DIRECTIONS FOR THIS TASK:
Sift the material for lines containing "entire", and return them.

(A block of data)

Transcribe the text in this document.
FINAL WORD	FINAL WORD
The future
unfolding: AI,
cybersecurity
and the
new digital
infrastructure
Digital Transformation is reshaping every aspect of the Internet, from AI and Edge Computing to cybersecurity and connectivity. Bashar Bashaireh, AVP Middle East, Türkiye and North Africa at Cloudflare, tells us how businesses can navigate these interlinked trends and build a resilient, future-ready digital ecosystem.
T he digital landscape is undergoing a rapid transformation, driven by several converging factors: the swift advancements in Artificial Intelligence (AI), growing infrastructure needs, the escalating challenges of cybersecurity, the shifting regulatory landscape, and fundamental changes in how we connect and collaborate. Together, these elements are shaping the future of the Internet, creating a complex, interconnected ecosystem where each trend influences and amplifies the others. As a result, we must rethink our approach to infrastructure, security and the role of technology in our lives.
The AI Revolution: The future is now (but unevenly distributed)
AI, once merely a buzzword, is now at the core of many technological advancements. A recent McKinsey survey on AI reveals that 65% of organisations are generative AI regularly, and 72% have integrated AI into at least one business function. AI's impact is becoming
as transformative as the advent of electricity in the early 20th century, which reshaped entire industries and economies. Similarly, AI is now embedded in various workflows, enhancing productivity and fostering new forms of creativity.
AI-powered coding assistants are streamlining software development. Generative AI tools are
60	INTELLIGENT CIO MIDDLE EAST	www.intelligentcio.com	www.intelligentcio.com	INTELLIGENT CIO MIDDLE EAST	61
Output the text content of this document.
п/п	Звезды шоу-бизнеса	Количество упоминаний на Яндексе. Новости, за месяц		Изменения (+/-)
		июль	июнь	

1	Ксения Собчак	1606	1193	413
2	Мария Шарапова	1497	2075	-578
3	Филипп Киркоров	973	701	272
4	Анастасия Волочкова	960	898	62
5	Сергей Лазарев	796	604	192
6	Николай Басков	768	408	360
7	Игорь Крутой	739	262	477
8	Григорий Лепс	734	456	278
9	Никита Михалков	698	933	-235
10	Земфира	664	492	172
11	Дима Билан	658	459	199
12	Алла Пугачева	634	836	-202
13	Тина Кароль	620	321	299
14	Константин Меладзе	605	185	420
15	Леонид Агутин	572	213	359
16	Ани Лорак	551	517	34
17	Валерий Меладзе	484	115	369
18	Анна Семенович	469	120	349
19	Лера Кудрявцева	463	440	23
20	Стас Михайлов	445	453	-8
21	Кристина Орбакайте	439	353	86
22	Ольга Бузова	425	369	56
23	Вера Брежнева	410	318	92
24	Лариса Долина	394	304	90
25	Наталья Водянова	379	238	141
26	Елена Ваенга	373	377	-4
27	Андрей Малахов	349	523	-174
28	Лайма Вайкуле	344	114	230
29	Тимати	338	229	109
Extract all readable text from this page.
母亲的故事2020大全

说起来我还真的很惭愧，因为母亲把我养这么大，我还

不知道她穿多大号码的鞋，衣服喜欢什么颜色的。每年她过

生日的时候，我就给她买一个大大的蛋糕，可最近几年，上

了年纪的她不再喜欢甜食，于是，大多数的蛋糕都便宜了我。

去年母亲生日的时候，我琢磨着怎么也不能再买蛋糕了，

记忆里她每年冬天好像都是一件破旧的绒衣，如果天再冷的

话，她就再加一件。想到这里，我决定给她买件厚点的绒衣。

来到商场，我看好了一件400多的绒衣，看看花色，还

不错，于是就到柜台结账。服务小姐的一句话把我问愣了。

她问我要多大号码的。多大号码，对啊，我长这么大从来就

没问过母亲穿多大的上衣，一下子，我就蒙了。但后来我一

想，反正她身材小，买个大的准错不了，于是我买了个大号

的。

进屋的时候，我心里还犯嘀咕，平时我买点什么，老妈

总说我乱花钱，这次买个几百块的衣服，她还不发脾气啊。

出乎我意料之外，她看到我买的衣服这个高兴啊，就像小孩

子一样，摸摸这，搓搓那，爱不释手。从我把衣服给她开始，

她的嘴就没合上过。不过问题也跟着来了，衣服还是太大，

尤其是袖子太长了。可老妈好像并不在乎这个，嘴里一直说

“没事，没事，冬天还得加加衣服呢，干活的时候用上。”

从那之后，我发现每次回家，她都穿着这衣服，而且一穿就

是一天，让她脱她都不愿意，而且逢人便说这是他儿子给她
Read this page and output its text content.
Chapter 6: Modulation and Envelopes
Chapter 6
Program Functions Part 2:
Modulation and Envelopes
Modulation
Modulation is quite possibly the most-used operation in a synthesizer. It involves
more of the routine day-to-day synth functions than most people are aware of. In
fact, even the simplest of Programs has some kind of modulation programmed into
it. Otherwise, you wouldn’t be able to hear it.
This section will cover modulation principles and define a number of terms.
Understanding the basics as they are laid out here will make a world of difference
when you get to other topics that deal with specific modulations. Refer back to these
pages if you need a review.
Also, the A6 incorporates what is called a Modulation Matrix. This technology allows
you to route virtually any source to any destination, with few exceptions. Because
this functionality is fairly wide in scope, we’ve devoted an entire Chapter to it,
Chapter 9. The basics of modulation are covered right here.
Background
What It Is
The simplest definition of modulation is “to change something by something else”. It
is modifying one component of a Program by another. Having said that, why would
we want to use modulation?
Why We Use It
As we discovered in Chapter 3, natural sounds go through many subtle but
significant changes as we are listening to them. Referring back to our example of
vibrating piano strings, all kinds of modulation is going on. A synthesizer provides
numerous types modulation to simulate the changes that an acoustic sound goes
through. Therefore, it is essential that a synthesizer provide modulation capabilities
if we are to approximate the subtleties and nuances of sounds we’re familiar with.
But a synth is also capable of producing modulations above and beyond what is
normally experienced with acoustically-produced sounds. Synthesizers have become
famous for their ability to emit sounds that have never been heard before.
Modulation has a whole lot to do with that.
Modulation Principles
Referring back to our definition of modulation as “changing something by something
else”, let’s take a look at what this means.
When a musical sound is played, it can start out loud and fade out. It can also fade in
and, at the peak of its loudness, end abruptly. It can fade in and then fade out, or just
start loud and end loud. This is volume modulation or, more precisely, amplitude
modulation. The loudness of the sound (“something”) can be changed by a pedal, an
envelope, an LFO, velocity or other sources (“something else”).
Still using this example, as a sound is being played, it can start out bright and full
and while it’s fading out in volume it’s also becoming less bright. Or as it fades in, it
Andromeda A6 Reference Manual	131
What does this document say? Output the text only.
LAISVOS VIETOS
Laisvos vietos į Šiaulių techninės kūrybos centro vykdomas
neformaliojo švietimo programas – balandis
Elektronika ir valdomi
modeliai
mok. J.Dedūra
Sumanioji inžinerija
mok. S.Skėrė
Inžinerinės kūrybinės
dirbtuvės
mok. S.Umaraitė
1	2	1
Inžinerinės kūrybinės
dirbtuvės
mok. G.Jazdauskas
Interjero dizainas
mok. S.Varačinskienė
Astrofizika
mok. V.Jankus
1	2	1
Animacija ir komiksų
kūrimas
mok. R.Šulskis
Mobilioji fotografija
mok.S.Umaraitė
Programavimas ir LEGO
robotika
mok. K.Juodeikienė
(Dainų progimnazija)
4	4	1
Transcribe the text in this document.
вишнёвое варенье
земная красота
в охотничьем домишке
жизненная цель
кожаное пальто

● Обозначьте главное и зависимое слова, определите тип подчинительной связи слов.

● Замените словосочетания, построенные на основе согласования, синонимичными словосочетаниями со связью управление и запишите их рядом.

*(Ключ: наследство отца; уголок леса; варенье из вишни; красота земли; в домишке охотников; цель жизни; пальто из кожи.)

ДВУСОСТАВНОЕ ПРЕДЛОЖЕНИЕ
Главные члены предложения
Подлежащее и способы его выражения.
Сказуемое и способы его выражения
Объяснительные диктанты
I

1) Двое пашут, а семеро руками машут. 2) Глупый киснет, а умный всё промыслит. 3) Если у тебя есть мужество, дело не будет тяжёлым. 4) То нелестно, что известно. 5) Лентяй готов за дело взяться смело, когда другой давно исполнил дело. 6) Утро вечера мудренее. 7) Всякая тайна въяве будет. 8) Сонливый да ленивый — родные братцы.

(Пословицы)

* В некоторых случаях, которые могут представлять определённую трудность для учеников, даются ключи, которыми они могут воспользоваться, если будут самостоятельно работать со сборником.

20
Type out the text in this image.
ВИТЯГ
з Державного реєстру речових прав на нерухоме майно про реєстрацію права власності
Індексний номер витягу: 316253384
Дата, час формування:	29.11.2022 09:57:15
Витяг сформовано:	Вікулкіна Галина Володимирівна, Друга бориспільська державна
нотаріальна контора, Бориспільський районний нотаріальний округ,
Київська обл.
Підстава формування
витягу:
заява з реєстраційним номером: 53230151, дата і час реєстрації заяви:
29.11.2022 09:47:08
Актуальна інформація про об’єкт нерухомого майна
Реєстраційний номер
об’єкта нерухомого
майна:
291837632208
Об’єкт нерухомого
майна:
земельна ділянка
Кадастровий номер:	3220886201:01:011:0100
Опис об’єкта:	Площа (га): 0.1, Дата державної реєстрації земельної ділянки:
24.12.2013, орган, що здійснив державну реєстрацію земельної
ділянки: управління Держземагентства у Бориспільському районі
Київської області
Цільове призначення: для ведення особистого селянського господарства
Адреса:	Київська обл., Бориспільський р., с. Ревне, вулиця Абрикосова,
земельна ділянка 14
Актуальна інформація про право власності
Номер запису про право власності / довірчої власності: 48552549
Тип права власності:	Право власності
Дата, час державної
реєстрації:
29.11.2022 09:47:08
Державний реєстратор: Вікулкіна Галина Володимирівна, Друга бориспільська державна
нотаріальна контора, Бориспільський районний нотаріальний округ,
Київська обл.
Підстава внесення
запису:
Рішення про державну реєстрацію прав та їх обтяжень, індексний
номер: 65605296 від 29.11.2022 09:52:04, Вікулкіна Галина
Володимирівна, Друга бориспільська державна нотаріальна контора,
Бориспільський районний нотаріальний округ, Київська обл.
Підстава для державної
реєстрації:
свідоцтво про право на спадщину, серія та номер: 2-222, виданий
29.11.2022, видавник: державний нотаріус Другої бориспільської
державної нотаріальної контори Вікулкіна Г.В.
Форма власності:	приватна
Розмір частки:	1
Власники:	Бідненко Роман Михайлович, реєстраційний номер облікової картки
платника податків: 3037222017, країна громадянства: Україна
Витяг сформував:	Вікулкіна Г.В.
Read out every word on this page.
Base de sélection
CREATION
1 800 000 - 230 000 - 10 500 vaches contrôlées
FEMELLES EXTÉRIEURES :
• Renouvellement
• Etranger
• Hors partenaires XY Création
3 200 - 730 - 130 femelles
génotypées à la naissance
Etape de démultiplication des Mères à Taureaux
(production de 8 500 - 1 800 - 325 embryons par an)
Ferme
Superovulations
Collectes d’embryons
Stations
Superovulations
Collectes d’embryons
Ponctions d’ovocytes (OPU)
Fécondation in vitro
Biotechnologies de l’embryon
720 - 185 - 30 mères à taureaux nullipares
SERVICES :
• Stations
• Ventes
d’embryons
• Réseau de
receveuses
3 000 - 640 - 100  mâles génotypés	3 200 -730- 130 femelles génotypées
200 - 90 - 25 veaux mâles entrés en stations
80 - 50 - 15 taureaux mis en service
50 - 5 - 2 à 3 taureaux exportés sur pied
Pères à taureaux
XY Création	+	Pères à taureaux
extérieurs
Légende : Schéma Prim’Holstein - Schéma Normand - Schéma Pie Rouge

ANSWER IN FULL:
as transformative as the advent of electricity in the early 20th century, which reshaped entire industries and economies. Similarly, AI is now embedded in various workflows, enhancing productivity and fostering new forms of creativity.
this functionality is fairly wide in scope, we’ve devoted an entire Chapter to it,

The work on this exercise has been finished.